Are you able to retype all the records below exactly?

A run of records
┄┄┄┄┄┄┄┄┄┄┄┄┄┄┄┄┄┄┄┄
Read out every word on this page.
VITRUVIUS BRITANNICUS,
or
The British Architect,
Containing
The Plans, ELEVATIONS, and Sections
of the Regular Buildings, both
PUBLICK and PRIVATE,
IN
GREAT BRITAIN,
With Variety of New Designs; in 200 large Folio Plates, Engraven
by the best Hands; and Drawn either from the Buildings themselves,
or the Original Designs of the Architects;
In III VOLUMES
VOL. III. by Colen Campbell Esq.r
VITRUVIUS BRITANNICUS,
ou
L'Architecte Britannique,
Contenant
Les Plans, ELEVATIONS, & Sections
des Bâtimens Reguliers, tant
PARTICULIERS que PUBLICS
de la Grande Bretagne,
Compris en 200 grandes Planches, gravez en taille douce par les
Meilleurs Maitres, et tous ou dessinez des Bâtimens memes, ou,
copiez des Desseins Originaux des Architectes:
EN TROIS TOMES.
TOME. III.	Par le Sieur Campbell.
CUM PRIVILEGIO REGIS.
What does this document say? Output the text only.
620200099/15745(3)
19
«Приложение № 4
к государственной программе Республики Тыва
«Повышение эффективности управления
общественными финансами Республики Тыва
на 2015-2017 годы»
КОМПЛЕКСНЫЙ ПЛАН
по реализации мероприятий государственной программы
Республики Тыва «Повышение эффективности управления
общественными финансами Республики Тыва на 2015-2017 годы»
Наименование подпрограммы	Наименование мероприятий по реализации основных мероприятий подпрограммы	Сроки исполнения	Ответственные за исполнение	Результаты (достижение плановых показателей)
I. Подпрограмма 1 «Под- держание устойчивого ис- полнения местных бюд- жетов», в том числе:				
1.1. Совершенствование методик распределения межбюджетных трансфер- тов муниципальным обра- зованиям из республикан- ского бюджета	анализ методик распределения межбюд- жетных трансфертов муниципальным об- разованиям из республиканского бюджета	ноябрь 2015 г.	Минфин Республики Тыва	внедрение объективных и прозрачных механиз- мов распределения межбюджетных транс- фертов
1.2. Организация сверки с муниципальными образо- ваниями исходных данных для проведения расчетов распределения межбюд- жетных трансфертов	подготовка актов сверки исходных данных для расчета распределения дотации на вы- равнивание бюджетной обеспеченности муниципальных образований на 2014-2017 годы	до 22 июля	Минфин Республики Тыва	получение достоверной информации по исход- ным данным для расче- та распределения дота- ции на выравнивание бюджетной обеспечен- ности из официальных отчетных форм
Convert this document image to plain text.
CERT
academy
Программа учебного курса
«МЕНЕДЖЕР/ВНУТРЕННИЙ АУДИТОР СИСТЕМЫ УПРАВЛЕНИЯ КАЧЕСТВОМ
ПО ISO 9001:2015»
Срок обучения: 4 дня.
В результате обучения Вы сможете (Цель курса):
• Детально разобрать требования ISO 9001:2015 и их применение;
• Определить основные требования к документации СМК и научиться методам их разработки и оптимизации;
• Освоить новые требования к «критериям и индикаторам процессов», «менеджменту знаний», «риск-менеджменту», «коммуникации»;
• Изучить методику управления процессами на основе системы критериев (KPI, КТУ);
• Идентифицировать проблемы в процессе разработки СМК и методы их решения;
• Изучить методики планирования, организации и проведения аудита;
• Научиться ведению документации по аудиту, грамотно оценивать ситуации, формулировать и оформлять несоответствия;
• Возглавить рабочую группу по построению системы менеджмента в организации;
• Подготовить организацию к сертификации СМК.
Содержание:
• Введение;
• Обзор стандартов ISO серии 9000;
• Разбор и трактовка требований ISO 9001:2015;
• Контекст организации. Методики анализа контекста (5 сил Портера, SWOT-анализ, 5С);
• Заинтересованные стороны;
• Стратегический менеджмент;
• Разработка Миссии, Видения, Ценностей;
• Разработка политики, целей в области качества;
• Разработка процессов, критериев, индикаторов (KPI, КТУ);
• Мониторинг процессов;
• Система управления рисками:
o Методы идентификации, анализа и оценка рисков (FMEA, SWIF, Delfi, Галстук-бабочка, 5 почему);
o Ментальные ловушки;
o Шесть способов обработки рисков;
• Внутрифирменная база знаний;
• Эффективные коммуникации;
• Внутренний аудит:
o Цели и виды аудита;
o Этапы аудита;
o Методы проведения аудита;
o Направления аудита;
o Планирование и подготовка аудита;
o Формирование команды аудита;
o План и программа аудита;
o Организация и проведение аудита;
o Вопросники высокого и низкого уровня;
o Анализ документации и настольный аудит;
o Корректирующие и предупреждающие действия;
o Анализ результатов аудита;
┄┄┄┄┄┄┄┄┄┄┄┄┄┄┄┄┄┄┄┄
# EXPECTED ANSWER:
Read out every word on this page.
VITRUVIUS BRITANNICUS,
or
The British Architect,
Containing
The Plans, ELEVATIONS, and Sections
of the Regular Buildings, both
PUBLICK and PRIVATE,
IN
GREAT BRITAIN,
With Variety of New Designs; in 200 large Folio Plates, Engraven
by the best Hands; and Drawn either from the Buildings themselves,
or the Original Designs of the Architects;
In III VOLUMES
VOL. III. by Colen Campbell Esq.r
VITRUVIUS BRITANNICUS,
ou
L'Architecte Britannique,
Contenant
Les Plans, ELEVATIONS, & Sections
des Bâtimens Reguliers, tant
PARTICULIERS que PUBLICS
de la Grande Bretagne,
Compris en 200 grandes Planches, gravez en taille douce par les
Meilleurs Maitres, et tous ou dessinez des Bâtimens memes, ou,
copiez des Desseins Originaux des Architectes:
EN TROIS TOMES.
TOME. III.	Par le Sieur Campbell.
CUM PRIVILEGIO REGIS.
What does this document say? Output the text only.
620200099/15745(3)
19
«Приложение № 4
к государственной программе Республики Тыва
«Повышение эффективности управления
общественными финансами Республики Тыва
на 2015-2017 годы»
КОМПЛЕКСНЫЙ ПЛАН
по реализации мероприятий государственной программы
Республики Тыва «Повышение эффективности управления
общественными финансами Республики Тыва на 2015-2017 годы»
Наименование подпрограммы	Наименование мероприятий по реализации основных мероприятий подпрограммы	Сроки исполнения	Ответственные за исполнение	Результаты (достижение плановых показателей)
I. Подпрограмма 1 «Под- держание устойчивого ис- полнения местных бюд- жетов», в том числе:				
1.1. Совершенствование методик распределения межбюджетных трансфер- тов муниципальным обра- зованиям из республикан- ского бюджета	анализ методик распределения межбюд- жетных трансфертов муниципальным об- разованиям из республиканского бюджета	ноябрь 2015 г.	Минфин Республики Тыва	внедрение объективных и прозрачных механиз- мов распределения межбюджетных транс- фертов
1.2. Организация сверки с муниципальными образо- ваниями исходных данных для проведения расчетов распределения межбюд- жетных трансфертов	подготовка актов сверки исходных данных для расчета распределения дотации на вы- равнивание бюджетной обеспеченности муниципальных образований на 2014-2017 годы	до 22 июля	Минфин Республики Тыва	получение достоверной информации по исход- ным данным для расче- та распределения дота- ции на выравнивание бюджетной обеспечен- ности из официальных отчетных форм
Convert this document image to plain text.
CERT
academy
Программа учебного курса
«МЕНЕДЖЕР/ВНУТРЕННИЙ АУДИТОР СИСТЕМЫ УПРАВЛЕНИЯ КАЧЕСТВОМ
ПО ISO 9001:2015»
Срок обучения: 4 дня.
В результате обучения Вы сможете (Цель курса):
• Детально разобрать требования ISO 9001:2015 и их применение;
• Определить основные требования к документации СМК и научиться методам их разработки и оптимизации;
• Освоить новые требования к «критериям и индикаторам процессов», «менеджменту знаний», «риск-менеджменту», «коммуникации»;
• Изучить методику управления процессами на основе системы критериев (KPI, КТУ);
• Идентифицировать проблемы в процессе разработки СМК и методы их решения;
• Изучить методики планирования, организации и проведения аудита;
• Научиться ведению документации по аудиту, грамотно оценивать ситуации, формулировать и оформлять несоответствия;
• Возглавить рабочую группу по построению системы менеджмента в организации;
• Подготовить организацию к сертификации СМК.
Содержание:
• Введение;
• Обзор стандартов ISO серии 9000;
• Разбор и трактовка требований ISO 9001:2015;
• Контекст организации. Методики анализа контекста (5 сил Портера, SWOT-анализ, 5С);
• Заинтересованные стороны;
• Стратегический менеджмент;
• Разработка Миссии, Видения, Ценностей;
• Разработка политики, целей в области качества;
• Разработка процессов, критериев, индикаторов (KPI, КТУ);
• Мониторинг процессов;
• Система управления рисками:
o Методы идентификации, анализа и оценка рисков (FMEA, SWIF, Delfi, Галстук-бабочка, 5 почему);
o Ментальные ловушки;
o Шесть способов обработки рисков;
• Внутрифирменная база знаний;
• Эффективные коммуникации;
• Внутренний аудит:
o Цели и виды аудита;
o Этапы аудита;
o Методы проведения аудита;
o Направления аудита;
o Планирование и подготовка аудита;
o Формирование команды аудита;
o План и программа аудита;
o Организация и проведение аудита;
o Вопросники высокого и низкого уровня;
o Анализ документации и настольный аудит;
o Корректирующие и предупреждающие действия;
o Анализ результатов аудита;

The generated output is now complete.